> [DIRECTIONS]:
(a) In the land acknowledgment article, which school at the University of Washington is Stuart Reges a professor in?
(b) Repeat word for word the part of the land acknowledgment article that begins at the words "A professor at the" and stops after "a decisive victory.".

> [DOCUMENT TEXT]:
..............................

Category: Land acknowledgment
Seattle professor punished for mocking land acknowledgments fights back, scores win against woke university

A professor at the University of Washington was punished for having the audacity to poke fun at the school’s moral exhibitionism. Stuart Reges, a professor at UW’s Paul G. Allen School of Computer Science and Engineering, fought back and, on Friday, secured a decisive victory.
Reges ruffled feathers at the university where he has worked for decades by including a parodic land acknowledgment in his 2022 course syllabus.
‘The Coast Salish people can claim historical ownership of almost none of the land.’
According to the Foundation for Individual Rights and Expression, the outfit that represented Reges, the university recommended in its “best practices” guide that instructors incorporate an “Indigenous Land Acknowledgment” in their course syllabi, providing the following as an example statement: “The University of Washington acknowledges the Coast Salish peoples of this land, the land which touches the shared waters of all tribes and bands within the Suquamish, Tulalip, and Muckleshoot nations.”

..............................

> [PROVIDED RECORDS]:
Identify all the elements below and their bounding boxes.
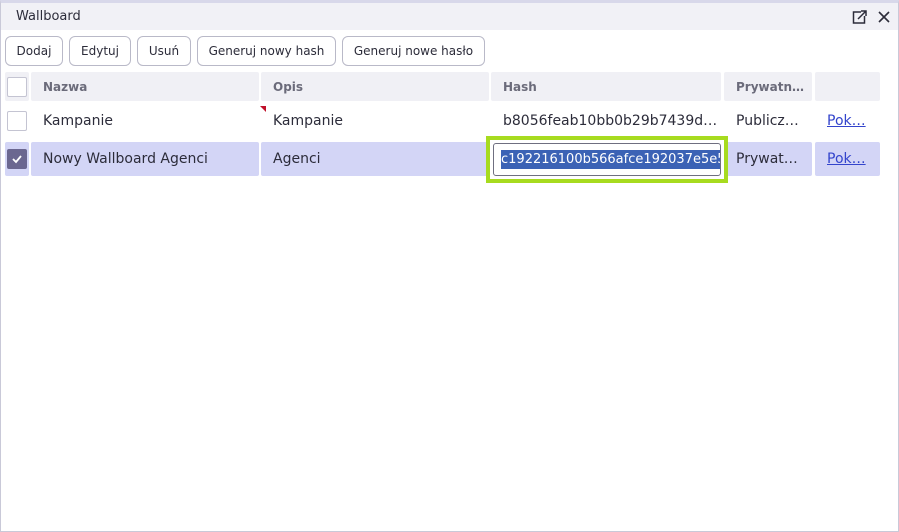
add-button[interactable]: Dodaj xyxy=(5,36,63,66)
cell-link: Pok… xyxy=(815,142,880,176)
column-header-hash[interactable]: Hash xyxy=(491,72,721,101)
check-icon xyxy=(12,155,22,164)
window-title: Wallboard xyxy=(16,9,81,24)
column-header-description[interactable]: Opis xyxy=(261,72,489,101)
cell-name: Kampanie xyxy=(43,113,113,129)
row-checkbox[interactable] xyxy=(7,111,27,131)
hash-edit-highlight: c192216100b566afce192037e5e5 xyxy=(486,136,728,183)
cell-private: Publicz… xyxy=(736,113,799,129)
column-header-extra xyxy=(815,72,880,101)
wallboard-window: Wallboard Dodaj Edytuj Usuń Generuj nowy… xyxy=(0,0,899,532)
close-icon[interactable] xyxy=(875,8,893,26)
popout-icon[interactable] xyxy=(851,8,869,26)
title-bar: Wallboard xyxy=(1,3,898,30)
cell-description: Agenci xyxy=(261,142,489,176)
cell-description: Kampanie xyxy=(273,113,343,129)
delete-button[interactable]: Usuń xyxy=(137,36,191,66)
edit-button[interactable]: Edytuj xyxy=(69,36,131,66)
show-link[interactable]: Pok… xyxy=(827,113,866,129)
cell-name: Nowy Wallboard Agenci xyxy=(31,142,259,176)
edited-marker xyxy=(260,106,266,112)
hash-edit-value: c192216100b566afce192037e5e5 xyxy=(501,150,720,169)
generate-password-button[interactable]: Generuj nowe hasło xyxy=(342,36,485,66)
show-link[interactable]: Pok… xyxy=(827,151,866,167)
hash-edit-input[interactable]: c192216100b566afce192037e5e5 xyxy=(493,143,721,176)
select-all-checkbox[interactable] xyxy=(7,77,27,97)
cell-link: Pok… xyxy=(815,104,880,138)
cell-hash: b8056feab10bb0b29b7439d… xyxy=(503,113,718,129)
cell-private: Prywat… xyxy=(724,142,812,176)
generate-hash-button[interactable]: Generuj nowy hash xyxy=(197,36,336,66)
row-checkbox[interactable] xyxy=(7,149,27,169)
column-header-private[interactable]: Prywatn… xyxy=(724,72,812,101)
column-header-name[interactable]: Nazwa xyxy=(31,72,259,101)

..............................

> [SOLUTIONS IN ORDER]:
(a) The Paul G. Allen School of Computer Science and Engineering.

(b)
A professor at the University of Washington was punished for having the audacity to poke fun at the school’s moral exhibitionism. Stuart Reges, a professor at UW’s Paul G. Allen School of Computer Science and Engineering, fought back and, on Friday, secured a decisive victory.